● **Your objective**
Identify the lines containing the word "JSON". Copy each one.
-- START OF Source material --
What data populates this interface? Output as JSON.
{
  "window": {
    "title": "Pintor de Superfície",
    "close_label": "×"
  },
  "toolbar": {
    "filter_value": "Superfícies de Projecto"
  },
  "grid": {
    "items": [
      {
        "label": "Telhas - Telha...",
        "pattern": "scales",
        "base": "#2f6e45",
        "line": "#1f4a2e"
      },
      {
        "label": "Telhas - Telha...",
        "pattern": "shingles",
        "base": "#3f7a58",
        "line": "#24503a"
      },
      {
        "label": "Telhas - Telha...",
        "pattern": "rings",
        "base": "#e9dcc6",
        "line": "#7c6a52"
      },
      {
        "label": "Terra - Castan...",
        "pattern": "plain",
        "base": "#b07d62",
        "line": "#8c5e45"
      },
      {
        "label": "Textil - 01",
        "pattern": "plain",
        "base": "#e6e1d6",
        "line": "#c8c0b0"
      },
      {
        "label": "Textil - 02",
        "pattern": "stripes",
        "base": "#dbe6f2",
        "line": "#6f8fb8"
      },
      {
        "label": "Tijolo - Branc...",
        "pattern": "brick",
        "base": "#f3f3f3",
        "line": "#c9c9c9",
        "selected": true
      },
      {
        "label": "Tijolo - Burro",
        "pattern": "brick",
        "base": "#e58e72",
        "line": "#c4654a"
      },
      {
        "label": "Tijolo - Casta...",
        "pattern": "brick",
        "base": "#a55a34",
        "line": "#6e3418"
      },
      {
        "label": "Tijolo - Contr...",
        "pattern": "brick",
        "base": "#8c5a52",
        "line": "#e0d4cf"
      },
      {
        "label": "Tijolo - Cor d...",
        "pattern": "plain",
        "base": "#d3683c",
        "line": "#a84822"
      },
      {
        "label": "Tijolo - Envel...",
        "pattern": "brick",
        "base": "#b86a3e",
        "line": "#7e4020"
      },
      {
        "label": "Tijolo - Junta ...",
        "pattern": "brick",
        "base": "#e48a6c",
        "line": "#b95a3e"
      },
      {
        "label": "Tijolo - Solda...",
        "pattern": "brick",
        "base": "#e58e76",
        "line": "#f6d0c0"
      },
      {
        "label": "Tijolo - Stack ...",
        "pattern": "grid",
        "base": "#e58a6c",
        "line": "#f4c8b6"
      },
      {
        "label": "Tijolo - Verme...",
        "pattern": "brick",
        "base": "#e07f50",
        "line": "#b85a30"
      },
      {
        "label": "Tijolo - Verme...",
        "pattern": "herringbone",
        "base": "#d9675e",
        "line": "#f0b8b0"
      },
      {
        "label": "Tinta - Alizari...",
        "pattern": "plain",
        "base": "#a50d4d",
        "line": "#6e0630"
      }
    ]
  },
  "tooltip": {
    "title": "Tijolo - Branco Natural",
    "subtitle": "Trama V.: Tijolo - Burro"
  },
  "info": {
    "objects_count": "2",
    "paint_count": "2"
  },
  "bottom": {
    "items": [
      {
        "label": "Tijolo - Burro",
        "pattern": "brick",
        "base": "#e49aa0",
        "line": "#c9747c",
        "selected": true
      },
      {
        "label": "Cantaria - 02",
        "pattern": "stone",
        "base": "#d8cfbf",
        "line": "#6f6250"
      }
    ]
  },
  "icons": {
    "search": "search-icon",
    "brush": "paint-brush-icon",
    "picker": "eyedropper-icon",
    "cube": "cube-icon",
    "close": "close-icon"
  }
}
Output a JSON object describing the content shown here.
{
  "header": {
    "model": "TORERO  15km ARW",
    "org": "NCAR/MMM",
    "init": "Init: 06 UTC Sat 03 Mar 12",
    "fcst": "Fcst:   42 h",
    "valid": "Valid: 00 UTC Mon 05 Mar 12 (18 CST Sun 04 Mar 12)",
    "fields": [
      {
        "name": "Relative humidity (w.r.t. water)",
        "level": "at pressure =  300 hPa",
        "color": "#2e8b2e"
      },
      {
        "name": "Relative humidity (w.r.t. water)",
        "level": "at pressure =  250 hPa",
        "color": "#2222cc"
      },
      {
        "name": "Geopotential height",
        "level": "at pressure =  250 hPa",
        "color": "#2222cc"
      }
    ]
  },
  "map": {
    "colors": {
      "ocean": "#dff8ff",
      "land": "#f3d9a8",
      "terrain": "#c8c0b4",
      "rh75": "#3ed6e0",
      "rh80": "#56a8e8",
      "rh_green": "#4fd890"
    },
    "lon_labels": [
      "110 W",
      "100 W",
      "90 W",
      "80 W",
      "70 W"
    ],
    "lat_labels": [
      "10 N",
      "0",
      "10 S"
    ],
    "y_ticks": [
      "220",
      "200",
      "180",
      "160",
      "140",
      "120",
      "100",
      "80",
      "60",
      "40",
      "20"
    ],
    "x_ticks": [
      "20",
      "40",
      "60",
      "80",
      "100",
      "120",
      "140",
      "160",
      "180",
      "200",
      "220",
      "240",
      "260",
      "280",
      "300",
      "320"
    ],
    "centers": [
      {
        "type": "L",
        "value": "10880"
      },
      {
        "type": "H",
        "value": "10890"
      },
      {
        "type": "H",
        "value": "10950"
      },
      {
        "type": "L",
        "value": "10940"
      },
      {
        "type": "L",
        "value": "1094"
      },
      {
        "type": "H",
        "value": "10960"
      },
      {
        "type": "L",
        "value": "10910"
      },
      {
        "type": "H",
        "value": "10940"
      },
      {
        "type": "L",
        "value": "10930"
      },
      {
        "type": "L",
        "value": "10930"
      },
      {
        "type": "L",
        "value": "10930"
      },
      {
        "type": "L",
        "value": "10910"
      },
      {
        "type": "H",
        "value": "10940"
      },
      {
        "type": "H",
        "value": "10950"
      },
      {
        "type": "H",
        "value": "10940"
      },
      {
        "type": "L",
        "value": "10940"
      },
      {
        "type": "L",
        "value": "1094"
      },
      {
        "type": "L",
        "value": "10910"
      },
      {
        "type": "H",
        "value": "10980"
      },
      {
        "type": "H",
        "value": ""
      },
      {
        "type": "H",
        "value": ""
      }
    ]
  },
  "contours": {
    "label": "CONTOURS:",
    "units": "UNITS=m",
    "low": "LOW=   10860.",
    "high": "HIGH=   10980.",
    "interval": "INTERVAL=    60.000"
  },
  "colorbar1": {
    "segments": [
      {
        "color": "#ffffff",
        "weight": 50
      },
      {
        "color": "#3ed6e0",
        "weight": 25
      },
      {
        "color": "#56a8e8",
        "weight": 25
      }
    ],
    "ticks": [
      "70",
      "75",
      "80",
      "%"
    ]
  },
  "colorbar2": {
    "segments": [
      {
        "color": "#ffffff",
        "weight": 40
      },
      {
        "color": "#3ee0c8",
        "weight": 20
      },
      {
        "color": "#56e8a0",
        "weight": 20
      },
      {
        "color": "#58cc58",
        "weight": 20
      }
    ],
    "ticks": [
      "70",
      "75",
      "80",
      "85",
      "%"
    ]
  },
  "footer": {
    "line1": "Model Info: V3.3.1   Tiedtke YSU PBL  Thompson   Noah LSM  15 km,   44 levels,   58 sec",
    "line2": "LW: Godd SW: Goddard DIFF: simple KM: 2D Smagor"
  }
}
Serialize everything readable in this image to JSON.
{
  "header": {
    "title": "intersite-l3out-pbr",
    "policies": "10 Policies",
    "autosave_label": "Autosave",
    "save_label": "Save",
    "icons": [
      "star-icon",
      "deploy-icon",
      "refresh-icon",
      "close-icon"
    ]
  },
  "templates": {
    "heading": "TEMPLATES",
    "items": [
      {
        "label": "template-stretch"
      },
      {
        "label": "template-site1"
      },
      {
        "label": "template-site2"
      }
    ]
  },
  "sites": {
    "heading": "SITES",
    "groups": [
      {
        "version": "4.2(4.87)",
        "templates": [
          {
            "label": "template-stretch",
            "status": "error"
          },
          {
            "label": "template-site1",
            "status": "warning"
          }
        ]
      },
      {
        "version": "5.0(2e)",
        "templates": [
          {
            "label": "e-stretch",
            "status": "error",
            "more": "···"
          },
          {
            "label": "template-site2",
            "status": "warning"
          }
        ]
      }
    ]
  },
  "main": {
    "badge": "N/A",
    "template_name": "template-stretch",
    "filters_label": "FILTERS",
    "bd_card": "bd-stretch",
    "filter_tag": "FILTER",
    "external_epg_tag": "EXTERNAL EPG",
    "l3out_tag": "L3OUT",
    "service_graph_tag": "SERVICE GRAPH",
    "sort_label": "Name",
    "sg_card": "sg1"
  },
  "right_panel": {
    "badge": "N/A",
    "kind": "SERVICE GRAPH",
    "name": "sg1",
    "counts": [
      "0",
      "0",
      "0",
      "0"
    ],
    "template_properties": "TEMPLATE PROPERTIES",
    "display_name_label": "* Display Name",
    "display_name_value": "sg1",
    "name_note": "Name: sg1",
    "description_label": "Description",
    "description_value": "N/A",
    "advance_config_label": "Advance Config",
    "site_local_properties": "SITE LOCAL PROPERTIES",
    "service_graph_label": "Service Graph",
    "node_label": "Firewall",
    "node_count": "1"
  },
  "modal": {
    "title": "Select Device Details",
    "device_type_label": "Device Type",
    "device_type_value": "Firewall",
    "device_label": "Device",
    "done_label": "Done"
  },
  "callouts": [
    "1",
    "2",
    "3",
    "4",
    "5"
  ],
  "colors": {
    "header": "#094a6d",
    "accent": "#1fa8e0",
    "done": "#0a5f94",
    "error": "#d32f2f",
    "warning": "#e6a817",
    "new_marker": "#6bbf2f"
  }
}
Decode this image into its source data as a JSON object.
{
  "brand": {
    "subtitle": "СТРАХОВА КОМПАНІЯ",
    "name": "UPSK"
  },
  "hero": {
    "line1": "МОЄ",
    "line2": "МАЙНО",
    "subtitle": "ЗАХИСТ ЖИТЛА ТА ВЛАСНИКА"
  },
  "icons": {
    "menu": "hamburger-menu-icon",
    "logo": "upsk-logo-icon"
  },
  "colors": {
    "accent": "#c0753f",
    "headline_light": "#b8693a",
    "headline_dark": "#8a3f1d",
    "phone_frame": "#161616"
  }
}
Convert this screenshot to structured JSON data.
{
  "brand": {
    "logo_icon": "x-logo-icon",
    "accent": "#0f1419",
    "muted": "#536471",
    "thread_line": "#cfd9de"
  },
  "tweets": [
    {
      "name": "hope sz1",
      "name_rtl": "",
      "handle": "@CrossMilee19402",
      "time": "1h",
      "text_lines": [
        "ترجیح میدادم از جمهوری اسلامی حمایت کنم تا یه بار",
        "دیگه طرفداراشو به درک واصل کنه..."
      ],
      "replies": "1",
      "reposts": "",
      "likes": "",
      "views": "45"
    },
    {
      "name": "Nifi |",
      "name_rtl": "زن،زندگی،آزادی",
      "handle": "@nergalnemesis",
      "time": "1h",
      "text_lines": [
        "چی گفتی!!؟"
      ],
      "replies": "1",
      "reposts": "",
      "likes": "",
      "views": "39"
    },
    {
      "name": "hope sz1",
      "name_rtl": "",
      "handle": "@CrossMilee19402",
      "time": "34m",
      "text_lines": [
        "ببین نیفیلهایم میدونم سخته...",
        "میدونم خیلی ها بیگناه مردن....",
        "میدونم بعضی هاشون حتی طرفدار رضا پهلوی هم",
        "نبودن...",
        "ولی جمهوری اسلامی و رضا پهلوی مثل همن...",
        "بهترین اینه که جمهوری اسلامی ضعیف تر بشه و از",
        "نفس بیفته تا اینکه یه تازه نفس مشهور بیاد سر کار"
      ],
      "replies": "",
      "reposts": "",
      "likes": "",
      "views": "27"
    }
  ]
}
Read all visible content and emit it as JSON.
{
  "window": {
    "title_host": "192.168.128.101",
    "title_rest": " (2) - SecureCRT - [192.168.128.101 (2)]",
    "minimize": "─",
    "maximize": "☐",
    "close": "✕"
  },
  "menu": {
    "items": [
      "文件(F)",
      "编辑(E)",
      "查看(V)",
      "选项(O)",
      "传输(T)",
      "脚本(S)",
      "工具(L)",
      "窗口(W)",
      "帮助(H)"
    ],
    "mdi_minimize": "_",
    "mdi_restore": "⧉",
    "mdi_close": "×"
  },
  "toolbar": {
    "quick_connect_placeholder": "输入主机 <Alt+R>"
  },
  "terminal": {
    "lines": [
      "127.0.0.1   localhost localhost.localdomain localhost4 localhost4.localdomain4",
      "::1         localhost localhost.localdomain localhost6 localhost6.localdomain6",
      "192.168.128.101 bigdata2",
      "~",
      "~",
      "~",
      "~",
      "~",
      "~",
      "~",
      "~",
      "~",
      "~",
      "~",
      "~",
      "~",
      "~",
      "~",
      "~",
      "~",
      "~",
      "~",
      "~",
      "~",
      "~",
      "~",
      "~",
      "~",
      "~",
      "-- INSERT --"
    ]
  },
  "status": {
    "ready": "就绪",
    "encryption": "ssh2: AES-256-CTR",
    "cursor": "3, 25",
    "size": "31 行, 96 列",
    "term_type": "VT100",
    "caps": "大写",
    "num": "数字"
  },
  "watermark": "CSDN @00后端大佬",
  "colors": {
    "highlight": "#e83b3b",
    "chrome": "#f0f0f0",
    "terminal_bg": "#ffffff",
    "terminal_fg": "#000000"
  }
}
-- END OF Source material --
● **Answer for this exercise**
What data populates this interface? Output as JSON.
Output a JSON object describing the content shown here.
Serialize everything readable in this image to JSON.
Decode this image into its source data as a JSON object.
Convert this screenshot to structured JSON data.
Read all visible content and emit it as JSON.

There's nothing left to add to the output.